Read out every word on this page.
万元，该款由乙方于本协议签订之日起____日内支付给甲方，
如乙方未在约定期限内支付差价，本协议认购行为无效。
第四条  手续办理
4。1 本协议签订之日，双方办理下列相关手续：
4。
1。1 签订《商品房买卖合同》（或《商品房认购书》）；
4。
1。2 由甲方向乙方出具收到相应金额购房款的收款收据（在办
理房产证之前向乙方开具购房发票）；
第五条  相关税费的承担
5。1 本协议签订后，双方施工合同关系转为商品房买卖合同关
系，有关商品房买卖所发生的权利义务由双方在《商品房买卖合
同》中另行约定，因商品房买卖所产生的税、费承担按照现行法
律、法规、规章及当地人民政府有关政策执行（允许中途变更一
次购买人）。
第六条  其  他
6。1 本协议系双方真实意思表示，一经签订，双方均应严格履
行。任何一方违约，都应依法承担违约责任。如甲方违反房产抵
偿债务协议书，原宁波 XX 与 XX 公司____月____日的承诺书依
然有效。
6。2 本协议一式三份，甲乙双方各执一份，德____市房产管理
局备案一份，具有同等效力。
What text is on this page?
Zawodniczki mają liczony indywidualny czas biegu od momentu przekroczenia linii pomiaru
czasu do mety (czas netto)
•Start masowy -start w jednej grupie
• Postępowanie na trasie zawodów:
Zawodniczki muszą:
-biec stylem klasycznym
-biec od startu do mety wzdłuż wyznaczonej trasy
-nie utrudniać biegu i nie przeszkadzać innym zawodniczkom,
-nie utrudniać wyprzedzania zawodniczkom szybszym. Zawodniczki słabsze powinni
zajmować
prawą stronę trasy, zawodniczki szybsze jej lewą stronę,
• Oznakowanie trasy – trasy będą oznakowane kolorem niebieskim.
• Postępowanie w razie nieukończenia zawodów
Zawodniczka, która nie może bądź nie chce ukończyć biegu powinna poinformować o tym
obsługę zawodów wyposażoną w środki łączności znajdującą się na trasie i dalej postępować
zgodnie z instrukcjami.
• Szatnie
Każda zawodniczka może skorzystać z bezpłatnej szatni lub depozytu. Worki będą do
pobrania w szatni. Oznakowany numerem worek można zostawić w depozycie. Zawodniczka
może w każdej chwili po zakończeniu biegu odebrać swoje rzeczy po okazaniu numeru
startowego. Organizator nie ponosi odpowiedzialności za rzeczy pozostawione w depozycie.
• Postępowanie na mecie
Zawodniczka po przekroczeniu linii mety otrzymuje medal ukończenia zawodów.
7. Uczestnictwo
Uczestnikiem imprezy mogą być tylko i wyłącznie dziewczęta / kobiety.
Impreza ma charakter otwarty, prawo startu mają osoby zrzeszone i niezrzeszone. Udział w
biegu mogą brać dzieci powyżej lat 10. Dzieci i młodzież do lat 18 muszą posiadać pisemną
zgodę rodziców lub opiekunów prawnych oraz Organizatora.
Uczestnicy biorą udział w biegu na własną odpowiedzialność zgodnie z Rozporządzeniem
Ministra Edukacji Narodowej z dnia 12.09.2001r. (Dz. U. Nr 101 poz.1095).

• [THE PROBLEM]: Please restate the whole listing word for word.

• [RESULT]:
Read out every word on this page.
万元，该款由乙方于本协议签订之日起____日内支付给甲方，
如乙方未在约定期限内支付差价，本协议认购行为无效。
第四条  手续办理
4。1 本协议签订之日，双方办理下列相关手续：
4。
1。1 签订《商品房买卖合同》（或《商品房认购书》）；
4。
1。2 由甲方向乙方出具收到相应金额购房款的收款收据（在办
理房产证之前向乙方开具购房发票）；
第五条  相关税费的承担
5。1 本协议签订后，双方施工合同关系转为商品房买卖合同关
系，有关商品房买卖所发生的权利义务由双方在《商品房买卖合
同》中另行约定，因商品房买卖所产生的税、费承担按照现行法
律、法规、规章及当地人民政府有关政策执行（允许中途变更一
次购买人）。
第六条  其  他
6。1 本协议系双方真实意思表示，一经签订，双方均应严格履
行。任何一方违约，都应依法承担违约责任。如甲方违反房产抵
偿债务协议书，原宁波 XX 与 XX 公司____月____日的承诺书依
然有效。
6。2 本协议一式三份，甲乙双方各执一份，德____市房产管理
局备案一份，具有同等效力。
What text is on this page?
Zawodniczki mają liczony indywidualny czas biegu od momentu przekroczenia linii pomiaru
czasu do mety (czas netto)
•Start masowy -start w jednej grupie
• Postępowanie na trasie zawodów:
Zawodniczki muszą:
-biec stylem klasycznym
-biec od startu do mety wzdłuż wyznaczonej trasy
-nie utrudniać biegu i nie przeszkadzać innym zawodniczkom,
-nie utrudniać wyprzedzania zawodniczkom szybszym. Zawodniczki słabsze powinni
zajmować
prawą stronę trasy, zawodniczki szybsze jej lewą stronę,
• Oznakowanie trasy – trasy będą oznakowane kolorem niebieskim.
• Postępowanie w razie nieukończenia zawodów
Zawodniczka, która nie może bądź nie chce ukończyć biegu powinna poinformować o tym
obsługę zawodów wyposażoną w środki łączności znajdującą się na trasie i dalej postępować
zgodnie z instrukcjami.
• Szatnie
Każda zawodniczka może skorzystać z bezpłatnej szatni lub depozytu. Worki będą do
pobrania w szatni. Oznakowany numerem worek można zostawić w depozycie. Zawodniczka
może w każdej chwili po zakończeniu biegu odebrać swoje rzeczy po okazaniu numeru
startowego. Organizator nie ponosi odpowiedzialności za rzeczy pozostawione w depozycie.
• Postępowanie na mecie
Zawodniczka po przekroczeniu linii mety otrzymuje medal ukończenia zawodów.
7. Uczestnictwo
Uczestnikiem imprezy mogą być tylko i wyłącznie dziewczęta / kobiety.
Impreza ma charakter otwarty, prawo startu mają osoby zrzeszone i niezrzeszone. Udział w
biegu mogą brać dzieci powyżej lat 10. Dzieci i młodzież do lat 18 muszą posiadać pisemną
zgodę rodziców lub opiekunów prawnych oraz Organizatora.
Uczestnicy biorą udział w biegu na własną odpowiedzialność zgodnie z Rozporządzeniem
Ministra Edukacji Narodowej z dnia 12.09.2001r. (Dz. U. Nr 101 poz.1095).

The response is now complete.